=== Objective ===
Copy the lines of the data verbatim, from the line containing "legend-label: 0x8528fe29b65f5 (1683, 361, 1884, 391)" through the line containing "bar-segment (1131, 520, 1141, 532)", including both.

-- Start Entries provided --

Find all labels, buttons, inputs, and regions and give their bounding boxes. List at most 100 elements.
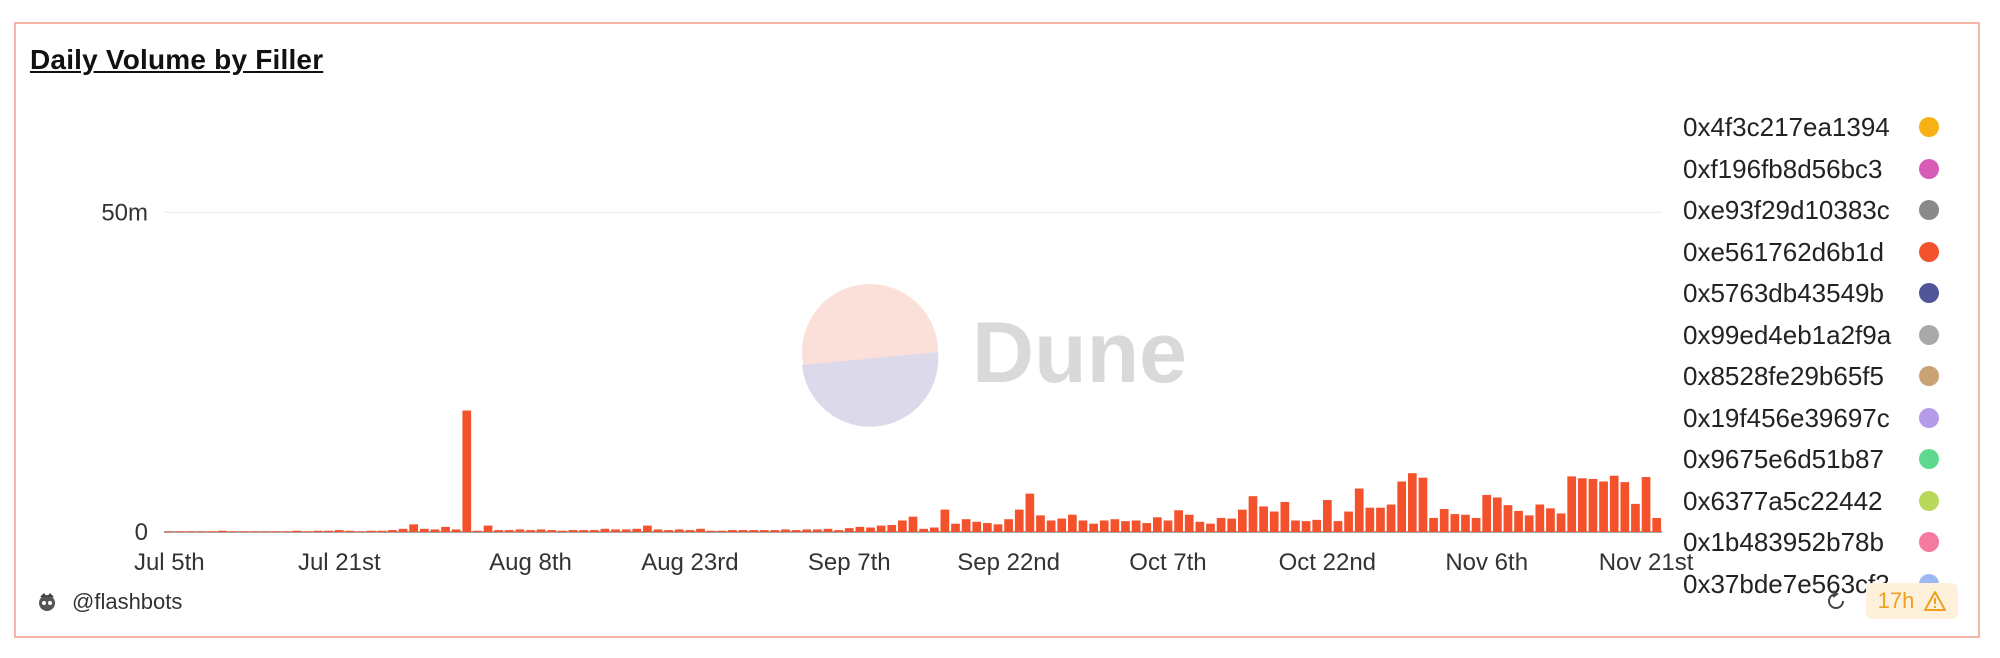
legend-label: 0x8528fe29b65f5 (1683, 361, 1884, 391)
legend-item[interactable]: 0xe93f29d10383c (1683, 191, 1941, 233)
bar-segment (1174, 510, 1183, 532)
bar-segment (1227, 518, 1237, 532)
bar-segment (462, 410, 472, 532)
bar-segment (1131, 520, 1141, 532)
author-link[interactable]: @flashbots (36, 589, 182, 615)
data-age-badge[interactable]: 17h (1866, 583, 1958, 619)
bar-segment (1195, 521, 1205, 532)
bar-segment (239, 531, 249, 533)
x-tick-label: Aug 8th (489, 549, 572, 576)
bar-segment (1439, 508, 1449, 532)
legend-label: 0xe561762d6b1d (1683, 236, 1884, 267)
y-tick-label: 0 (135, 519, 148, 546)
bar-segment (558, 530, 567, 532)
x-tick-label: Aug 23rd (641, 549, 738, 576)
bar-segment (451, 529, 461, 532)
x-tick-label: Jul 21st (298, 549, 381, 576)
refresh-icon[interactable] (1823, 588, 1849, 614)
bar-segment (1461, 514, 1470, 532)
dune-watermark: Dune (802, 284, 1187, 427)
bar-segment (887, 524, 897, 532)
x-tick-label: Sep 22nd (957, 549, 1060, 576)
bar-segment (823, 528, 833, 532)
legend-label: 0x99ed4eb1a2f9a (1683, 319, 1892, 350)
author-handle: @flashbots (72, 589, 183, 614)
bar-segment (366, 530, 376, 532)
legend-item[interactable]: 0x5763db43549b (1683, 274, 1941, 316)
bar-segment (303, 531, 312, 533)
bar-segment (908, 516, 918, 532)
legend-label: 0x6377a5c22442 (1683, 485, 1883, 516)
legend-item[interactable]: 0xf196fb8d56bc3 (1683, 150, 1941, 192)
bar-segment (1110, 519, 1120, 532)
legend-item[interactable]: 0xe561762d6b1d (1683, 233, 1941, 275)
bar-segment (1482, 494, 1492, 532)
bar-segment (1376, 507, 1385, 532)
bar-segment (1397, 481, 1407, 532)
bar-segment (377, 530, 387, 532)
bar-segment (696, 528, 705, 532)
x-tick-label: Oct 22nd (1279, 549, 1376, 576)
bar-segment (1152, 517, 1162, 532)
bar-segment (834, 530, 843, 532)
bar-segment (791, 530, 801, 532)
legend-item[interactable]: 0x19f456e39697c (1683, 399, 1941, 441)
bar-segment (249, 531, 259, 533)
bar-segment (1142, 523, 1152, 532)
legend-item[interactable]: 0x8528fe29b65f5 (1683, 357, 1941, 399)
bar-segment (186, 531, 195, 533)
legend-item[interactable]: 0x6377a5c22442 (1683, 482, 1941, 524)
bar-segment (1046, 520, 1056, 532)
bar-segment (1599, 481, 1608, 532)
chart-card (14, 22, 1980, 638)
legend-label: 0x37bde7e563cf3 (1683, 568, 1890, 597)
warning-icon (1924, 591, 1947, 611)
legend-swatch (1919, 200, 1939, 220)
bar-segment (1248, 496, 1258, 532)
y-tick-label: 50m (101, 199, 148, 226)
legend-item[interactable]: 0x99ed4eb1a2f9a (1683, 316, 1941, 358)
bar-segment (749, 530, 758, 532)
legend-label: 0xe93f29d10383c (1683, 195, 1890, 225)
bar-segment (1471, 517, 1481, 532)
bar-segment (1620, 482, 1630, 532)
bar-segment (1588, 478, 1598, 532)
bar-segment (632, 528, 642, 532)
legend-item[interactable]: 0x9675e6d51b87 (1683, 440, 1941, 482)
bar-segment (919, 528, 928, 532)
legend-item[interactable]: 0x4f3c217ea1394 (1683, 108, 1941, 150)
legend-label: 0xf196fb8d56bc3 (1683, 153, 1883, 184)
bar-segment (589, 530, 599, 532)
legend-label: 0x9675e6d51b87 (1683, 444, 1884, 474)
bar-segment (1291, 520, 1300, 532)
legend-swatch (1919, 366, 1939, 386)
legend-swatch (1919, 324, 1939, 345)
bar-segment (961, 519, 971, 532)
bar-segment (260, 531, 270, 533)
bar-segment (929, 527, 939, 532)
bar-segment (844, 528, 854, 532)
chart-title[interactable]: Daily Volume by Filler (30, 44, 324, 75)
bar-segment (324, 530, 334, 532)
bar-segment (643, 525, 652, 532)
bar-segment (526, 530, 535, 532)
bar-segment (1025, 493, 1035, 532)
legend-swatch (1919, 407, 1939, 428)
bar-segment (1524, 515, 1534, 532)
legend-swatch (1919, 532, 1939, 552)
bar-segment (483, 525, 493, 532)
bar-segment (781, 529, 790, 532)
bar-segment (685, 530, 695, 532)
bar-segment (334, 530, 344, 532)
bar-segment (759, 530, 769, 532)
bar-segment (1163, 520, 1173, 532)
bar-segment (1121, 521, 1130, 532)
bar-segment (1418, 477, 1428, 532)
legend-item[interactable]: 0x1b483952b78b (1683, 523, 1941, 565)
bar-segment (1099, 520, 1109, 532)
legend-swatch (1919, 449, 1939, 469)
x-tick-label: Sep 7th (808, 549, 891, 576)
x-tick-label: Oct 7th (1129, 549, 1206, 576)
bar-segment (1609, 475, 1619, 532)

-- End Entries provided --

=== Expected answer ===
legend-label: 0x8528fe29b65f5 (1683, 361, 1884, 391)
legend-item[interactable]: 0xe93f29d10383c (1683, 191, 1941, 233)
bar-segment (1174, 510, 1183, 532)
bar-segment (1227, 518, 1237, 532)
bar-segment (462, 410, 472, 532)
bar-segment (1131, 520, 1141, 532)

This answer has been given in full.